▸ **What is asked**:
Every entry here needs to be repeated exactly.

▸ **Provided data**:
####################
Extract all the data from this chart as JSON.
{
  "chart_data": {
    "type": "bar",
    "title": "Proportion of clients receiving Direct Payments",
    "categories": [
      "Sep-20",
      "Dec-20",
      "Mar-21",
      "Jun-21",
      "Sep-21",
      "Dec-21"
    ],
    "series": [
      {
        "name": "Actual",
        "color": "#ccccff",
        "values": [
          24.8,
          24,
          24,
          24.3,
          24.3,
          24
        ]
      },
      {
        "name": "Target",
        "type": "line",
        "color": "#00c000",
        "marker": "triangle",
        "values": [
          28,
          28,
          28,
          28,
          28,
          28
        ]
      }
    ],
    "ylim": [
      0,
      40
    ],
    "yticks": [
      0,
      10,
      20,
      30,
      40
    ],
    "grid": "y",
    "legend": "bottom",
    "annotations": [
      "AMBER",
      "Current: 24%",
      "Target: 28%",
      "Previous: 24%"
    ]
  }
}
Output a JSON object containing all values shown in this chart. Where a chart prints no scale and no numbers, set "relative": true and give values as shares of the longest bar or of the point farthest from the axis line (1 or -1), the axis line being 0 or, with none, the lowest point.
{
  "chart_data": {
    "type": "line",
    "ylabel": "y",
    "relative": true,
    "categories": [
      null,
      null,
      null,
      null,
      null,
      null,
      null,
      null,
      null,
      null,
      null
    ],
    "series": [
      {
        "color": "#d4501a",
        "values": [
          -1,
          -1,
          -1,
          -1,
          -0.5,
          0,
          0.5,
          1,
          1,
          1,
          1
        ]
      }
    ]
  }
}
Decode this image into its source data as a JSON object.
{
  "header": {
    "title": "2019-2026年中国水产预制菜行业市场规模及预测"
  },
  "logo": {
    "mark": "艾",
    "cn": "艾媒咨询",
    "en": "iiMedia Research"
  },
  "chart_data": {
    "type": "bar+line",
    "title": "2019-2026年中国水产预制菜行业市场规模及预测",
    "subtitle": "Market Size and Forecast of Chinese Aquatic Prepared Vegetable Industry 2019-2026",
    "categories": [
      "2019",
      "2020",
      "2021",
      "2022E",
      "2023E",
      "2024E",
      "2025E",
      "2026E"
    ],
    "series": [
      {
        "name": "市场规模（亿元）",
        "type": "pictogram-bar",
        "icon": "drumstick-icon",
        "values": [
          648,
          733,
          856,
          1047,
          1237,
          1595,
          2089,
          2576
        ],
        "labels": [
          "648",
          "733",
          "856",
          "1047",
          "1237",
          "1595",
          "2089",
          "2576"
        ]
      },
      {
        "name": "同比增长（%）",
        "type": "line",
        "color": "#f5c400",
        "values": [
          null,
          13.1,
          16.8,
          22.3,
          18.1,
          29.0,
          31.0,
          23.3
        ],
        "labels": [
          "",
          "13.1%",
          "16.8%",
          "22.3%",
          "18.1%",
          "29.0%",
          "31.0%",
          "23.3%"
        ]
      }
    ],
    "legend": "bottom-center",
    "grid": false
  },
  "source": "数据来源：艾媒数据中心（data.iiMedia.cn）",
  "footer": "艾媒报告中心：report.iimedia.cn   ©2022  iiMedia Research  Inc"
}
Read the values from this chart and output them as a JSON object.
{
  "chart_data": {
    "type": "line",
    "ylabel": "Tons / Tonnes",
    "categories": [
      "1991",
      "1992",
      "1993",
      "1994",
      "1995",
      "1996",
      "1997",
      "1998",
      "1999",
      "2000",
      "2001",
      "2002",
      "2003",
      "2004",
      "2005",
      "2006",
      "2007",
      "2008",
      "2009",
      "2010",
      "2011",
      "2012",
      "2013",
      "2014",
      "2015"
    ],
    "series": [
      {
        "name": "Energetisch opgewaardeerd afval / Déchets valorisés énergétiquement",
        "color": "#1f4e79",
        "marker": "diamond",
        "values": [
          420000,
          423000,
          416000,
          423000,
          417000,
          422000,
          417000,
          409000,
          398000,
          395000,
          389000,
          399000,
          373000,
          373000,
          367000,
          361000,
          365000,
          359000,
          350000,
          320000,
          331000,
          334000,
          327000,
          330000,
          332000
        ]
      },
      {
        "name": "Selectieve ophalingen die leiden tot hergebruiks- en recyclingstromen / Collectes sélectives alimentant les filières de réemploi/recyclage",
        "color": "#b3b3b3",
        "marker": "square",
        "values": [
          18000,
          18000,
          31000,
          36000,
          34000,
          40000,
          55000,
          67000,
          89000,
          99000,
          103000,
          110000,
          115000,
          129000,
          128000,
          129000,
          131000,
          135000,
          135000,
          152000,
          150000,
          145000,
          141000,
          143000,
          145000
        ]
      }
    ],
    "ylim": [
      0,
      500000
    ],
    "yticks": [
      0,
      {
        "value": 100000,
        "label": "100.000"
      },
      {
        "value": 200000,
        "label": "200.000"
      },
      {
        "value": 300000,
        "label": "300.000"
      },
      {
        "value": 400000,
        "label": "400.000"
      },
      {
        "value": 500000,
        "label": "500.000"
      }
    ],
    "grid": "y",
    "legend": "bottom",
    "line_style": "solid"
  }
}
####################
▸ **Complete response**:
Extract all the data from this chart as JSON.
{
  "chart_data": {
    "type": "bar",
    "title": "Proportion of clients receiving Direct Payments",
    "categories": [
      "Sep-20",
      "Dec-20",
      "Mar-21",
      "Jun-21",
      "Sep-21",
      "Dec-21"
    ],
    "series": [
      {
        "name": "Actual",
        "color": "#ccccff",
        "values": [
          24.8,
          24,
          24,
          24.3,
          24.3,
          24
        ]
      },
      {
        "name": "Target",
        "type": "line",
        "color": "#00c000",
        "marker": "triangle",
        "values": [
          28,
          28,
          28,
          28,
          28,
          28
        ]
      }
    ],
    "ylim": [
      0,
      40
    ],
    "yticks": [
      0,
      10,
      20,
      30,
      40
    ],
    "grid": "y",
    "legend": "bottom",
    "annotations": [
      "AMBER",
      "Current: 24%",
      "Target: 28%",
      "Previous: 24%"
    ]
  }
}
Output a JSON object containing all values shown in this chart. Where a chart prints no scale and no numbers, set "relative": true and give values as shares of the longest bar or of the point farthest from the axis line (1 or -1), the axis line being 0 or, with none, the lowest point.
{
  "chart_data": {
    "type": "line",
    "ylabel": "y",
    "relative": true,
    "categories": [
      null,
      null,
      null,
      null,
      null,
      null,
      null,
      null,
      null,
      null,
      null
    ],
    "series": [
      {
        "color": "#d4501a",
        "values": [
          -1,
          -1,
          -1,
          -1,
          -0.5,
          0,
          0.5,
          1,
          1,
          1,
          1
        ]
      }
    ]
  }
}
Decode this image into its source data as a JSON object.
{
  "header": {
    "title": "2019-2026年中国水产预制菜行业市场规模及预测"
  },
  "logo": {
    "mark": "艾",
    "cn": "艾媒咨询",
    "en": "iiMedia Research"
  },
  "chart_data": {
    "type": "bar+line",
    "title": "2019-2026年中国水产预制菜行业市场规模及预测",
    "subtitle": "Market Size and Forecast of Chinese Aquatic Prepared Vegetable Industry 2019-2026",
    "categories": [
      "2019",
      "2020",
      "2021",
      "2022E",
      "2023E",
      "2024E",
      "2025E",
      "2026E"
    ],
    "series": [
      {
        "name": "市场规模（亿元）",
        "type": "pictogram-bar",
        "icon": "drumstick-icon",
        "values": [
          648,
          733,
          856,
          1047,
          1237,
          1595,
          2089,
          2576
        ],
        "labels": [
          "648",
          "733",
          "856",
          "1047",
          "1237",
          "1595",
          "2089",
          "2576"
        ]
      },
      {
        "name": "同比增长（%）",
        "type": "line",
        "color": "#f5c400",
        "values": [
          null,
          13.1,
          16.8,
          22.3,
          18.1,
          29.0,
          31.0,
          23.3
        ],
        "labels": [
          "",
          "13.1%",
          "16.8%",
          "22.3%",
          "18.1%",
          "29.0%",
          "31.0%",
          "23.3%"
        ]
      }
    ],
    "legend": "bottom-center",
    "grid": false
  },
  "source": "数据来源：艾媒数据中心（data.iiMedia.cn）",
  "footer": "艾媒报告中心：report.iimedia.cn   ©2022  iiMedia Research  Inc"
}
Read the values from this chart and output them as a JSON object.
{
  "chart_data": {
    "type": "line",
    "ylabel": "Tons / Tonnes",
    "categories": [
      "1991",
      "1992",
      "1993",
      "1994",
      "1995",
      "1996",
      "1997",
      "1998",
      "1999",
      "2000",
      "2001",
      "2002",
      "2003",
      "2004",
      "2005",
      "2006",
      "2007",
      "2008",
      "2009",
      "2010",
      "2011",
      "2012",
      "2013",
      "2014",
      "2015"
    ],
    "series": [
      {
        "name": "Energetisch opgewaardeerd afval / Déchets valorisés énergétiquement",
        "color": "#1f4e79",
        "marker": "diamond",
        "values": [
          420000,
          423000,
          416000,
          423000,
          417000,
          422000,
          417000,
          409000,
          398000,
          395000,
          389000,
          399000,
          373000,
          373000,
          367000,
          361000,
          365000,
          359000,
          350000,
          320000,
          331000,
          334000,
          327000,
          330000,
          332000
        ]
      },
      {
        "name": "Selectieve ophalingen die leiden tot hergebruiks- en recyclingstromen / Collectes sélectives alimentant les filières de réemploi/recyclage",
        "color": "#b3b3b3",
        "marker": "square",
        "values": [
          18000,
          18000,
          31000,
          36000,
          34000,
          40000,
          55000,
          67000,
          89000,
          99000,
          103000,
          110000,
          115000,
          129000,
          128000,
          129000,
          131000,
          135000,
          135000,
          152000,
          150000,
          145000,
          141000,
          143000,
          145000
        ]
      }
    ],
    "ylim": [
      0,
      500000
    ],
    "yticks": [
      0,
      {
        "value": 100000,
        "label": "100.000"
      },
      {
        "value": 200000,
        "label": "200.000"
      },
      {
        "value": 300000,
        "label": "300.000"
      },
      {
        "value": 400000,
        "label": "400.000"
      },
      {
        "value": 500000,
        "label": "500.000"
      }
    ],
    "grid": "y",
    "legend": "bottom",
    "line_style": "solid"
  }
}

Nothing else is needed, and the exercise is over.